→ Exercise instructions: Report how many lines hold the string "JSON". Give the number and nothing else.

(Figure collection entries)
----
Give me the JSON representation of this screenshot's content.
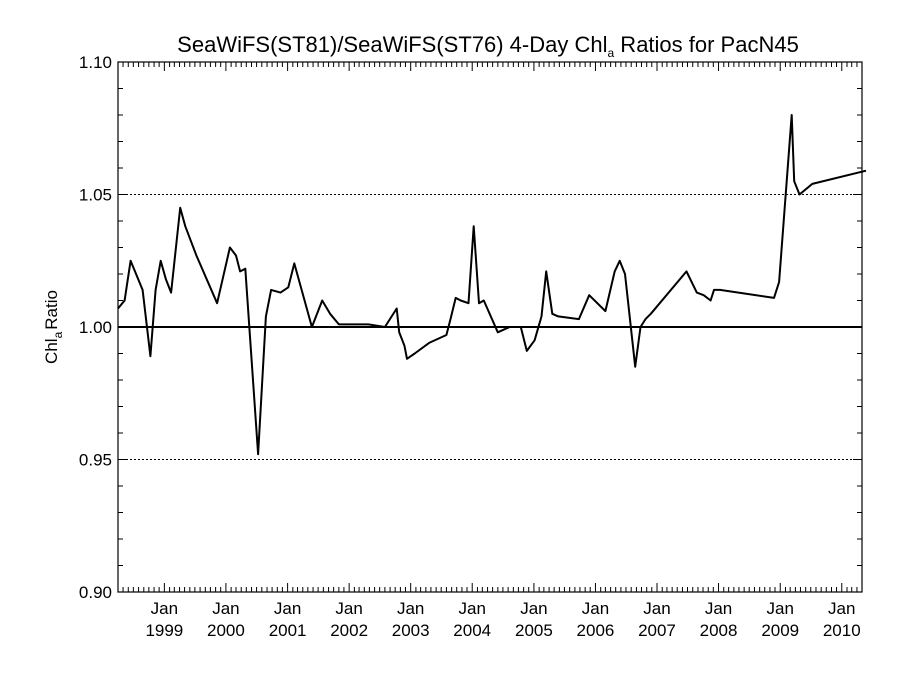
{
  "chart_data": {
    "type": "line",
    "title_parts": [
      "SeaWiFS(ST81)/SeaWiFS(ST76) 4-Day Chl",
      "a",
      " Ratios for PacN45"
    ],
    "ylabel_parts": [
      "Chl",
      "a",
      "Ratio"
    ],
    "xlabel": "",
    "ylim": [
      0.9,
      1.1
    ],
    "yticks": [
      0.9,
      0.95,
      1.0,
      1.05,
      1.1
    ],
    "ytick_labels": [
      "0.90",
      "0.95",
      "1.00",
      "1.05",
      "1.10"
    ],
    "y_grid_lines": [
      0.95,
      1.05
    ],
    "reference_line": 1.0,
    "xlim": [
      "1998-04",
      "2010-05"
    ],
    "xticks": [
      {
        "date": "1999-01",
        "line1": "Jan",
        "line2": "1999"
      },
      {
        "date": "2000-01",
        "line1": "Jan",
        "line2": "2000"
      },
      {
        "date": "2001-01",
        "line1": "Jan",
        "line2": "2001"
      },
      {
        "date": "2002-01",
        "line1": "Jan",
        "line2": "2002"
      },
      {
        "date": "2003-01",
        "line1": "Jan",
        "line2": "2003"
      },
      {
        "date": "2004-01",
        "line1": "Jan",
        "line2": "2004"
      },
      {
        "date": "2005-01",
        "line1": "Jan",
        "line2": "2005"
      },
      {
        "date": "2006-01",
        "line1": "Jan",
        "line2": "2006"
      },
      {
        "date": "2007-01",
        "line1": "Jan",
        "line2": "2007"
      },
      {
        "date": "2008-01",
        "line1": "Jan",
        "line2": "2008"
      },
      {
        "date": "2009-01",
        "line1": "Jan",
        "line2": "2009"
      },
      {
        "date": "2010-01",
        "line1": "Jan",
        "line2": "2010"
      }
    ],
    "series": [
      {
        "x": [
          "1998-04-01",
          "1998-05-10",
          "1998-06-15",
          "1998-08-25",
          "1998-10-10",
          "1998-11-10",
          "1998-12-10",
          "1999-01-10",
          "1999-02-10",
          "1999-04-05",
          "1999-05-05",
          "1999-07-10",
          "1999-11-10",
          "2000-01-25",
          "2000-03-01",
          "2000-03-25",
          "2000-04-25",
          "2000-07-10",
          "2000-08-25",
          "2000-09-25",
          "2000-11-20",
          "2001-01-05",
          "2001-02-10",
          "2001-05-25",
          "2001-07-25",
          "2001-09-10",
          "2001-11-01",
          "2002-01-10",
          "2002-04-25",
          "2002-08-01",
          "2002-10-10",
          "2002-10-25",
          "2002-11-25",
          "2002-12-10",
          "2003-01-25",
          "2003-04-20",
          "2003-08-01",
          "2003-08-25",
          "2003-09-25",
          "2003-10-25",
          "2003-12-10",
          "2004-01-10",
          "2004-02-10",
          "2004-03-10",
          "2004-06-01",
          "2004-08-10",
          "2004-10-15",
          "2004-11-20",
          "2005-01-05",
          "2005-02-15",
          "2005-03-15",
          "2005-04-20",
          "2005-05-25",
          "2005-09-25",
          "2005-11-25",
          "2006-03-01",
          "2006-04-25",
          "2006-05-25",
          "2006-06-25",
          "2006-08-25",
          "2006-09-25",
          "2006-10-25",
          "2006-11-25",
          "2007-06-25",
          "2007-08-25",
          "2007-10-05",
          "2007-11-15",
          "2007-12-05",
          "2008-01-10",
          "2008-11-25",
          "2008-12-25",
          "2009-03-10",
          "2009-03-25",
          "2009-04-25",
          "2009-07-10",
          "2010-05-25"
        ],
        "y": [
          1.007,
          1.01,
          1.025,
          1.014,
          0.989,
          1.014,
          1.025,
          1.018,
          1.013,
          1.045,
          1.038,
          1.027,
          1.009,
          1.03,
          1.027,
          1.021,
          1.022,
          0.952,
          1.004,
          1.014,
          1.013,
          1.015,
          1.024,
          1.0,
          1.01,
          1.005,
          1.001,
          1.001,
          1.001,
          1.0,
          1.007,
          0.998,
          0.993,
          0.988,
          0.99,
          0.994,
          0.997,
          1.003,
          1.011,
          1.01,
          1.009,
          1.038,
          1.009,
          1.01,
          0.998,
          1.0,
          1.0,
          0.991,
          0.995,
          1.004,
          1.021,
          1.005,
          1.004,
          1.003,
          1.012,
          1.006,
          1.021,
          1.025,
          1.02,
          0.985,
          1.0,
          1.003,
          1.005,
          1.021,
          1.013,
          1.012,
          1.01,
          1.014,
          1.014,
          1.011,
          1.017,
          1.08,
          1.055,
          1.05,
          1.054,
          1.059
        ]
      }
    ]
  }
}
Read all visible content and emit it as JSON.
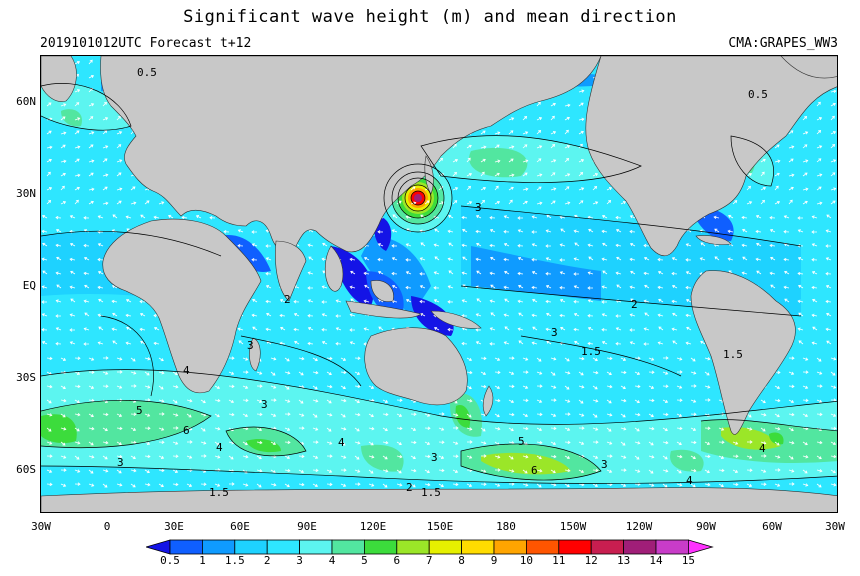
{
  "header": {
    "title": "Significant wave height (m) and mean direction",
    "left_subtitle": "2019101012UTC Forecast t+12",
    "right_subtitle": "CMA:GRAPES_WW3"
  },
  "axes": {
    "lat_ticks": [
      "60N",
      "30N",
      "EQ",
      "30S",
      "60S"
    ],
    "lon_ticks": [
      "30W",
      "0",
      "30E",
      "60E",
      "90E",
      "120E",
      "150E",
      "180",
      "150W",
      "120W",
      "90W",
      "60W",
      "30W"
    ]
  },
  "contour_labels": [
    "0.5",
    "0.5",
    "1.5",
    "2",
    "3",
    "3",
    "3",
    "4",
    "3",
    "2",
    "1.5",
    "3",
    "4",
    "6",
    "4",
    "5",
    "6",
    "4",
    "3",
    "3",
    "1.5",
    "2",
    "1.5",
    "4",
    "5"
  ],
  "colorbar": {
    "levels": [
      "0.5",
      "1",
      "1.5",
      "2",
      "3",
      "4",
      "5",
      "6",
      "7",
      "8",
      "9",
      "10",
      "11",
      "12",
      "13",
      "14",
      "15"
    ],
    "colors": [
      "#1414e6",
      "#0f5fff",
      "#0f9bff",
      "#1ed2ff",
      "#2ee6ff",
      "#5cf5f0",
      "#52e6a0",
      "#3cdc3c",
      "#9be628",
      "#e6f000",
      "#ffdc00",
      "#ffa500",
      "#ff5500",
      "#ff0000",
      "#c81e50",
      "#a01e78",
      "#c83cc8",
      "#ff32ff"
    ]
  },
  "map_colors": {
    "land": "#c8c8c8",
    "ocean_base": "#2ee6ff"
  }
}
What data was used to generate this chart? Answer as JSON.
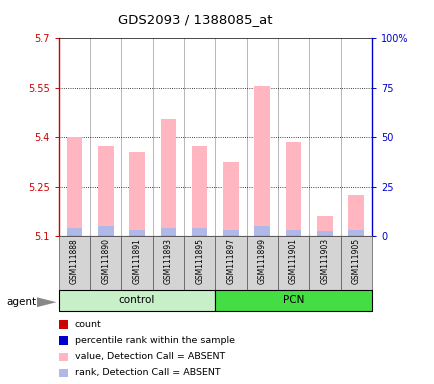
----
→ Task answer: 3